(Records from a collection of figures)

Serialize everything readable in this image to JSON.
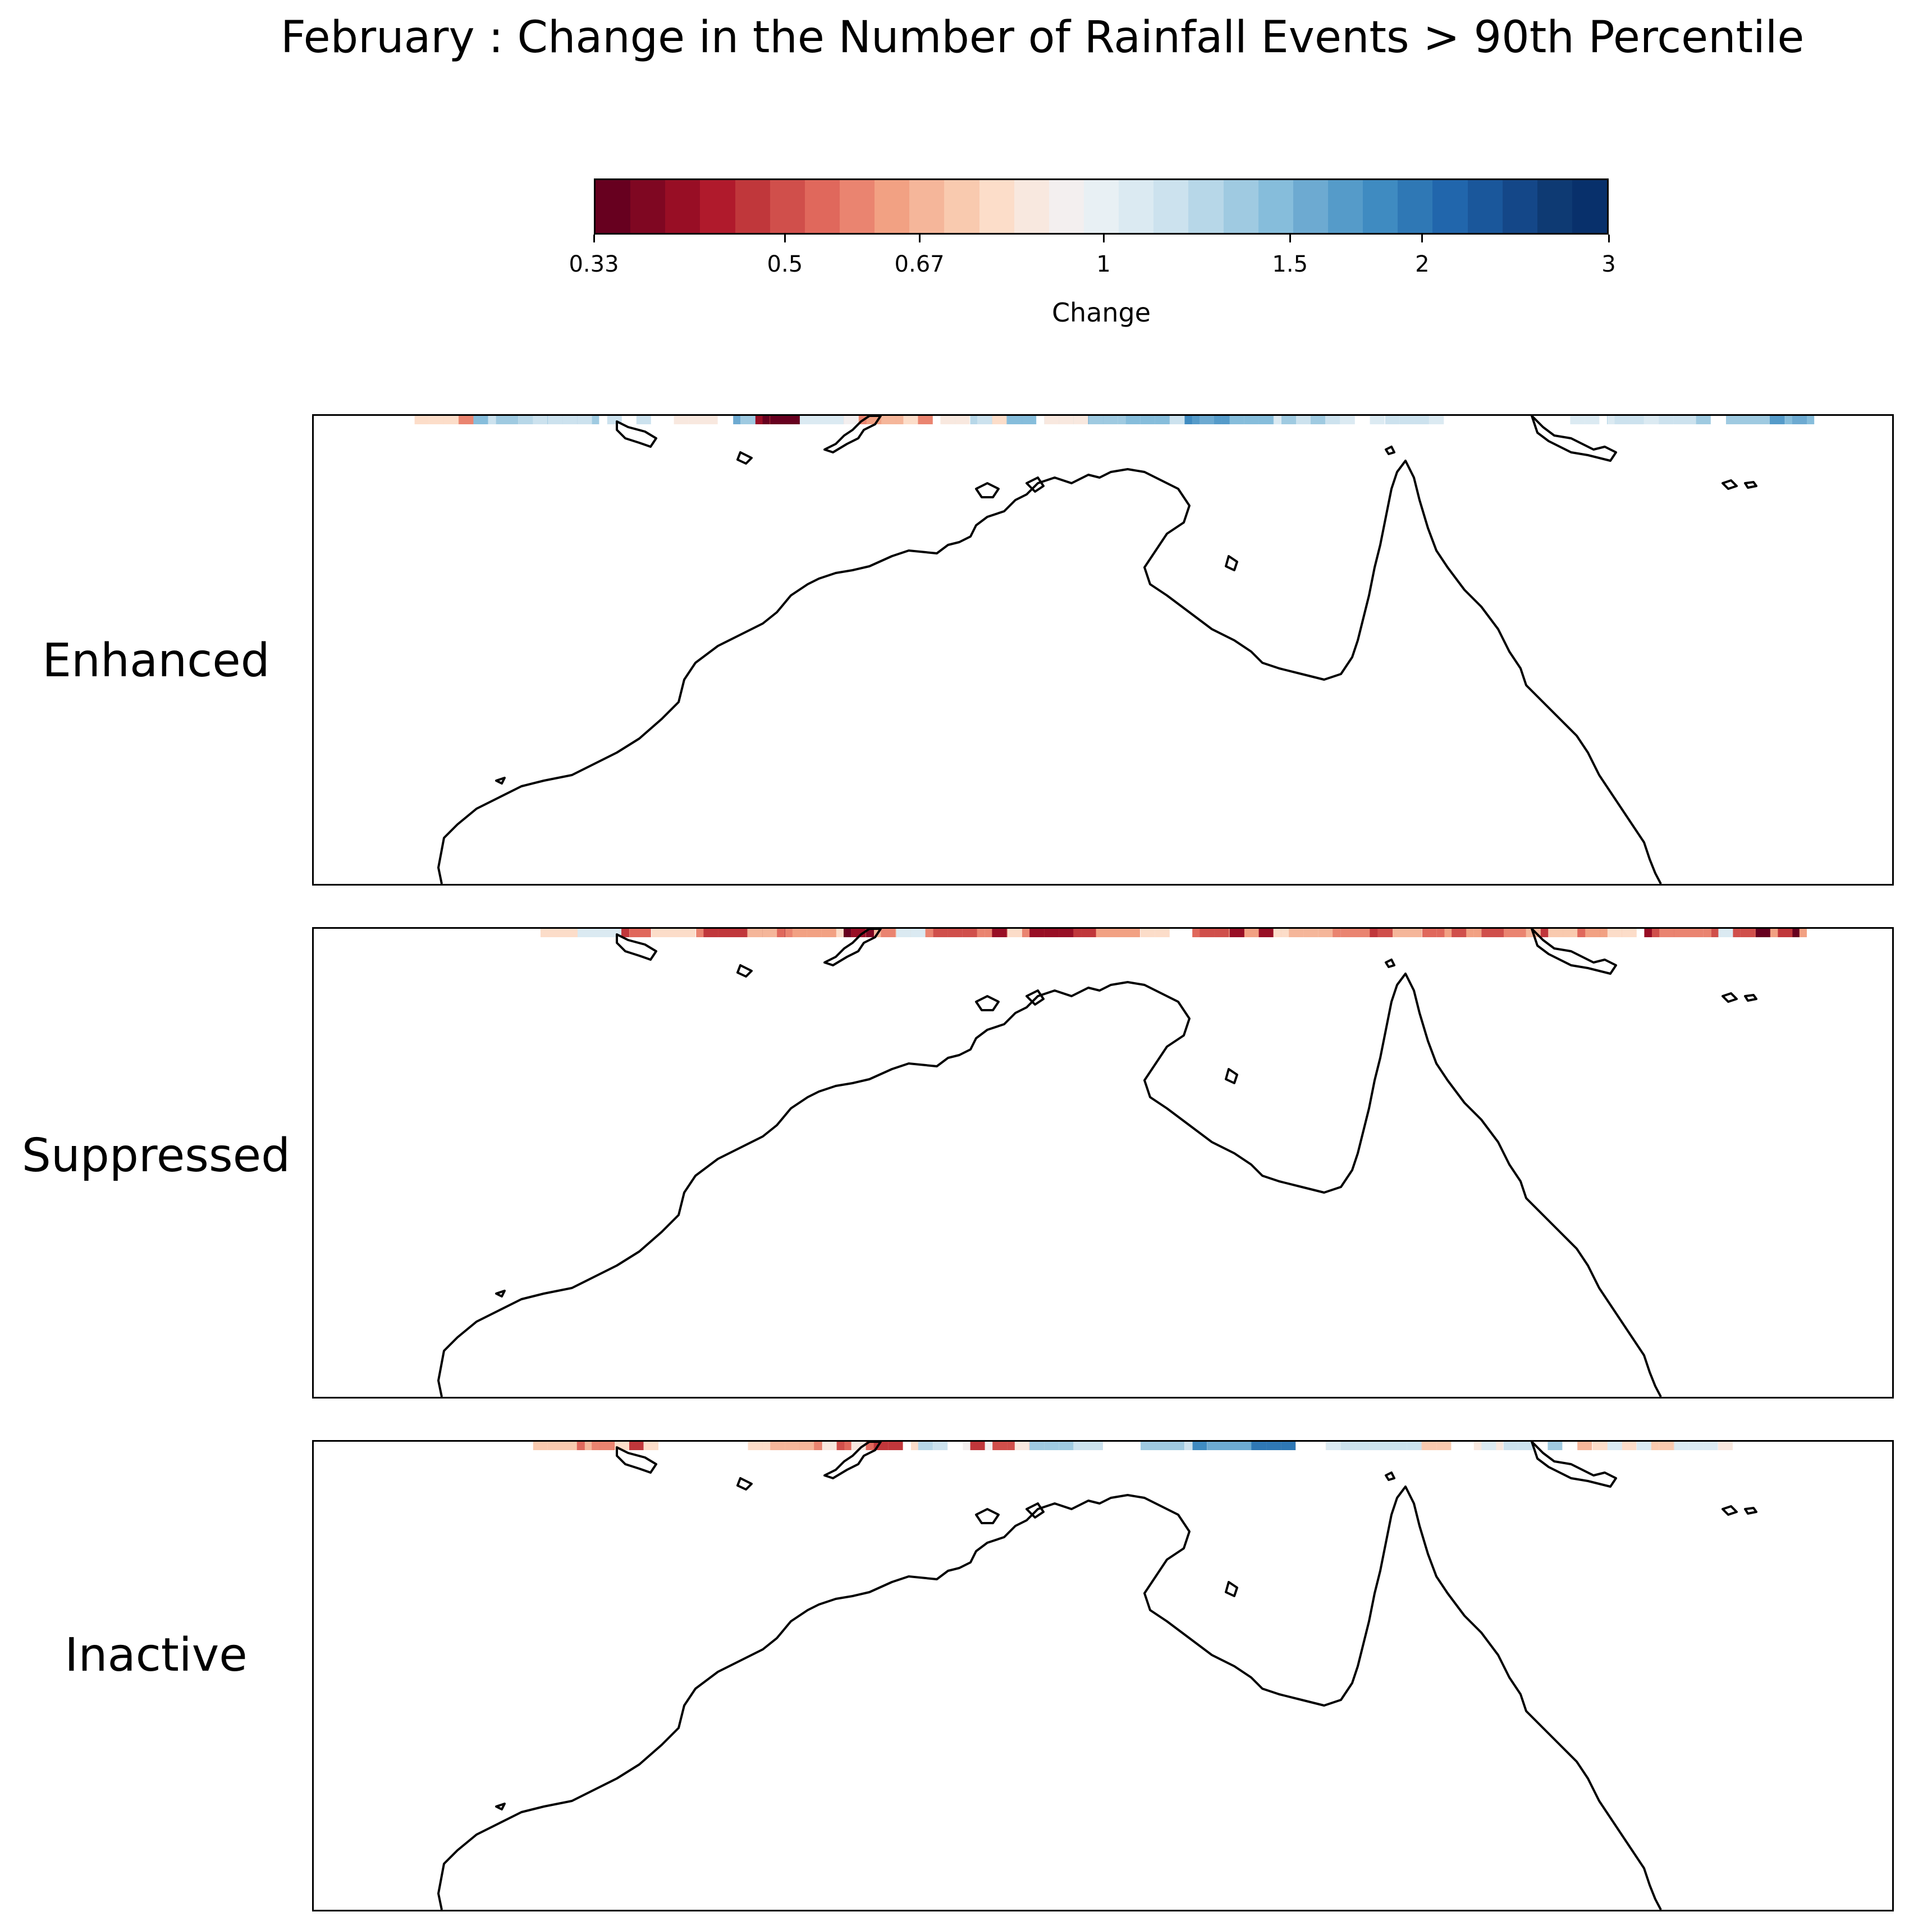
{
  "title": "February : Change in the Number of Rainfall Events > 90th Percentile",
  "colorbar": {
    "label": "Change",
    "tick_labels": [
      "0.33",
      "0.5",
      "0.67",
      "1",
      "1.5",
      "2",
      "3"
    ],
    "tick_values": [
      0.33,
      0.5,
      0.67,
      1,
      1.5,
      2,
      3
    ],
    "scale": "log",
    "range": [
      0.33,
      3
    ],
    "colors": [
      "#67001f",
      "#7f0722",
      "#980e25",
      "#b01a2c",
      "#c0373b",
      "#d04f4b",
      "#e0685c",
      "#ea8470",
      "#f2a183",
      "#f5b69a",
      "#f9caaf",
      "#fcddc9",
      "#f8e8df",
      "#f3efef",
      "#e8f0f4",
      "#dbeaf2",
      "#cce2ee",
      "#b7d7e8",
      "#9fcae1",
      "#86bddb",
      "#6daad1",
      "#559bc9",
      "#3f8bc1",
      "#2f78b5",
      "#2166ac",
      "#1a579b",
      "#144788",
      "#0e3a73",
      "#08306b"
    ]
  },
  "panels": [
    {
      "label": "Enhanced",
      "cells": [
        [
          1.25,
          2.7
        ],
        [
          1.35,
          2.7
        ],
        [
          1.5,
          2.5
        ],
        [
          1.6,
          2.7
        ],
        [
          1.7,
          2.6
        ],
        [
          1.8,
          2.5
        ],
        [
          1.25,
          2.3
        ],
        [
          1.4,
          2.3
        ],
        [
          1.6,
          2.3
        ],
        [
          1.3,
          2.1
        ],
        [
          1.5,
          2.1
        ],
        [
          1.35,
          1.6
        ],
        [
          1.5,
          1.4
        ],
        [
          1.6,
          1.6
        ],
        [
          1.2,
          1.5
        ],
        [
          1.4,
          1.3
        ],
        [
          1.3,
          1.1
        ],
        [
          1.5,
          1.2
        ],
        [
          1.5,
          1.0
        ],
        [
          1.65,
          1.0
        ],
        [
          1.7,
          0.8
        ],
        [
          1.35,
          1.9
        ],
        [
          1.2,
          2.0
        ],
        [
          1.25,
          2.2
        ],
        [
          1.4,
          2.0
        ],
        [
          1.5,
          5.6
        ],
        [
          1.6,
          5.6
        ],
        [
          1.7,
          5.6
        ],
        [
          1.45,
          5.4
        ],
        [
          1.6,
          5.3
        ],
        [
          1.55,
          5.1
        ],
        [
          1.3,
          5.0
        ],
        [
          1.4,
          4.9
        ],
        [
          1.5,
          6.3
        ],
        [
          1.7,
          6.3
        ],
        [
          1.4,
          6.1
        ],
        [
          1.55,
          6.1
        ],
        [
          1.35,
          5.9
        ],
        [
          1.2,
          7.2
        ],
        [
          1.3,
          7.0
        ],
        [
          1.1,
          6.8
        ],
        [
          1.45,
          8.5
        ],
        [
          1.6,
          8.5
        ],
        [
          1.55,
          8.3
        ],
        [
          1.3,
          8.1
        ],
        [
          1.25,
          8.3
        ],
        [
          1.45,
          8.6
        ],
        [
          1.2,
          8.0
        ],
        [
          1.4,
          9.7
        ],
        [
          1.55,
          9.6
        ],
        [
          1.3,
          9.9
        ],
        [
          1.5,
          9.3
        ],
        [
          1.1,
          9.1
        ],
        [
          1.7,
          11.0
        ],
        [
          1.8,
          11.1
        ],
        [
          1.6,
          11.2
        ],
        [
          1.75,
          10.9
        ],
        [
          1.5,
          11.3
        ],
        [
          1.7,
          11.3
        ],
        [
          1.6,
          11.0
        ],
        [
          1.35,
          12.0
        ],
        [
          1.25,
          12.3
        ],
        [
          1.5,
          11.8
        ],
        [
          1.2,
          12.6
        ],
        [
          1.1,
          12.2
        ],
        [
          1.1,
          14.1
        ],
        [
          1.2,
          13.9
        ],
        [
          1.05,
          16.2
        ],
        [
          1.3,
          16.5
        ],
        [
          1.1,
          16.9
        ],
        [
          1.5,
          19.1
        ],
        [
          1.6,
          19.0
        ],
        [
          1.45,
          18.8
        ],
        [
          1.65,
          18.7
        ],
        [
          1.4,
          18.5
        ],
        [
          1.3,
          17.9
        ],
        [
          1.2,
          17.7
        ],
        [
          1.15,
          17.4
        ],
        [
          1.1,
          17.0
        ],
        [
          1.2,
          16.8
        ],
        [
          1.05,
          13.3
        ],
        [
          1.1,
          12.9
        ],
        [
          1.2,
          12.7
        ],
        [
          1.35,
          12.5
        ],
        [
          1.35,
          10.8
        ],
        [
          1.2,
          10.6
        ],
        [
          1.5,
          10.4
        ],
        [
          0.7,
          1.1
        ],
        [
          0.6,
          1.2
        ],
        [
          0.8,
          0.8
        ],
        [
          0.4,
          5.4
        ],
        [
          0.33,
          5.3
        ],
        [
          0.5,
          5.2
        ],
        [
          0.35,
          5.6
        ],
        [
          0.45,
          6.3
        ],
        [
          0.6,
          6.4
        ],
        [
          0.75,
          6.6
        ],
        [
          0.65,
          6.9
        ],
        [
          0.7,
          7.1
        ],
        [
          0.6,
          7.4
        ],
        [
          0.8,
          7.2
        ],
        [
          0.85,
          4.3
        ],
        [
          0.9,
          6.2
        ],
        [
          0.85,
          7.7
        ],
        [
          0.8,
          8.2
        ],
        [
          0.85,
          9.3
        ],
        [
          1.1,
          6.0
        ],
        [
          1.2,
          3.4
        ],
        [
          1.25,
          3.0
        ],
        [
          1.15,
          2.6
        ]
      ]
    },
    {
      "label": "Suppressed",
      "cells": [
        [
          0.45,
          3.0
        ],
        [
          0.4,
          3.2
        ],
        [
          0.5,
          2.8
        ],
        [
          0.6,
          3.1
        ],
        [
          0.55,
          3.4
        ],
        [
          0.45,
          3.3
        ],
        [
          0.38,
          2.9
        ],
        [
          0.7,
          3.5
        ],
        [
          0.8,
          2.5
        ],
        [
          0.6,
          4.6
        ],
        [
          0.5,
          4.8
        ],
        [
          0.45,
          5.0
        ],
        [
          0.4,
          5.2
        ],
        [
          0.35,
          5.4
        ],
        [
          0.55,
          5.6
        ],
        [
          0.6,
          5.8
        ],
        [
          0.7,
          5.1
        ],
        [
          0.45,
          4.7
        ],
        [
          0.5,
          6.0
        ],
        [
          0.6,
          6.2
        ],
        [
          0.7,
          6.4
        ],
        [
          0.4,
          6.3
        ],
        [
          0.33,
          6.1
        ],
        [
          0.38,
          6.5
        ],
        [
          0.8,
          6.0
        ],
        [
          0.65,
          5.9
        ],
        [
          0.55,
          7.2
        ],
        [
          0.45,
          7.4
        ],
        [
          0.6,
          7.6
        ],
        [
          0.7,
          7.0
        ],
        [
          0.8,
          7.8
        ],
        [
          0.5,
          8.0
        ],
        [
          0.6,
          8.3
        ],
        [
          0.7,
          8.6
        ],
        [
          0.45,
          8.4
        ],
        [
          0.4,
          8.2
        ],
        [
          0.8,
          8.8
        ],
        [
          0.6,
          9.0
        ],
        [
          0.5,
          9.3
        ],
        [
          0.7,
          9.5
        ],
        [
          0.55,
          9.8
        ],
        [
          0.65,
          10.0
        ],
        [
          0.45,
          9.6
        ],
        [
          0.55,
          11.1
        ],
        [
          0.6,
          11.4
        ],
        [
          0.7,
          11.7
        ],
        [
          0.5,
          11.2
        ],
        [
          0.45,
          11.5
        ],
        [
          0.65,
          12.0
        ],
        [
          0.8,
          12.3
        ],
        [
          0.4,
          11.8
        ],
        [
          0.6,
          13.4
        ],
        [
          0.45,
          13.6
        ],
        [
          0.5,
          13.8
        ],
        [
          0.7,
          14.0
        ],
        [
          0.8,
          14.2
        ],
        [
          0.55,
          14.4
        ],
        [
          0.65,
          14.7
        ],
        [
          0.75,
          15.0
        ],
        [
          0.4,
          14.9
        ],
        [
          0.5,
          15.2
        ],
        [
          0.6,
          15.5
        ],
        [
          0.7,
          15.8
        ],
        [
          0.45,
          16.0
        ],
        [
          0.55,
          16.3
        ],
        [
          0.65,
          16.6
        ],
        [
          0.8,
          16.9
        ],
        [
          0.4,
          17.2
        ],
        [
          0.5,
          17.5
        ],
        [
          0.6,
          17.8
        ],
        [
          0.7,
          18.1
        ],
        [
          0.45,
          18.4
        ],
        [
          0.55,
          18.7
        ],
        [
          0.65,
          19.0
        ],
        [
          0.35,
          18.9
        ],
        [
          0.45,
          19.2
        ],
        [
          0.5,
          18.3
        ],
        [
          0.6,
          17.6
        ],
        [
          0.75,
          16.1
        ],
        [
          0.5,
          14.6
        ],
        [
          0.6,
          13.1
        ],
        [
          0.7,
          12.6
        ],
        [
          0.8,
          10.4
        ],
        [
          0.6,
          6.7
        ],
        [
          0.5,
          7.8
        ],
        [
          0.4,
          9.1
        ],
        [
          0.55,
          3.7
        ],
        [
          0.7,
          4.2
        ],
        [
          0.8,
          4.0
        ],
        [
          1.1,
          3.0
        ],
        [
          1.05,
          7.3
        ],
        [
          1.1,
          18.2
        ]
      ]
    },
    {
      "label": "Inactive",
      "cells": [
        [
          0.4,
          3.0
        ],
        [
          0.45,
          3.3
        ],
        [
          0.5,
          2.8
        ],
        [
          0.6,
          3.1
        ],
        [
          0.7,
          2.6
        ],
        [
          0.8,
          3.5
        ],
        [
          0.55,
          2.9
        ],
        [
          0.75,
          2.4
        ],
        [
          0.45,
          6.2
        ],
        [
          0.5,
          6.4
        ],
        [
          0.4,
          6.0
        ],
        [
          0.55,
          6.6
        ],
        [
          0.6,
          5.9
        ],
        [
          0.45,
          6.8
        ],
        [
          0.75,
          5.0
        ],
        [
          0.8,
          5.3
        ],
        [
          0.7,
          5.6
        ],
        [
          0.85,
          6.3
        ],
        [
          0.8,
          7.5
        ],
        [
          0.9,
          8.2
        ],
        [
          0.75,
          11.7
        ],
        [
          0.8,
          12.3
        ],
        [
          0.85,
          12.9
        ],
        [
          0.8,
          13.6
        ],
        [
          0.75,
          14.2
        ],
        [
          0.85,
          14.9
        ],
        [
          0.7,
          16.1
        ],
        [
          0.8,
          16.7
        ],
        [
          0.75,
          17.4
        ],
        [
          0.85,
          18.0
        ],
        [
          0.45,
          8.3
        ],
        [
          0.5,
          8.6
        ],
        [
          0.85,
          8.9
        ],
        [
          0.8,
          9.5
        ],
        [
          1.3,
          9.3
        ],
        [
          1.2,
          9.5
        ],
        [
          1.35,
          9.1
        ],
        [
          1.3,
          10.5
        ],
        [
          1.2,
          10.8
        ],
        [
          1.4,
          10.6
        ],
        [
          1.5,
          11.7
        ],
        [
          1.8,
          11.6
        ],
        [
          1.9,
          11.3
        ],
        [
          2.0,
          12.1
        ],
        [
          1.6,
          11.5
        ],
        [
          1.2,
          7.6
        ],
        [
          1.25,
          7.4
        ],
        [
          1.1,
          13.1
        ],
        [
          1.15,
          13.8
        ],
        [
          1.2,
          15.3
        ],
        [
          1.35,
          15.7
        ],
        [
          1.1,
          17.8
        ],
        [
          1.15,
          13.3
        ],
        [
          1.05,
          16.9
        ],
        [
          1.1,
          15.2
        ]
      ]
    }
  ]
}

▶ Problem to solve
From the entries above, extract each line containing "Change".

▶ Solution
  "title": "February : Change in the Number of Rainfall Events > 90th Percentile",
    "label": "Change",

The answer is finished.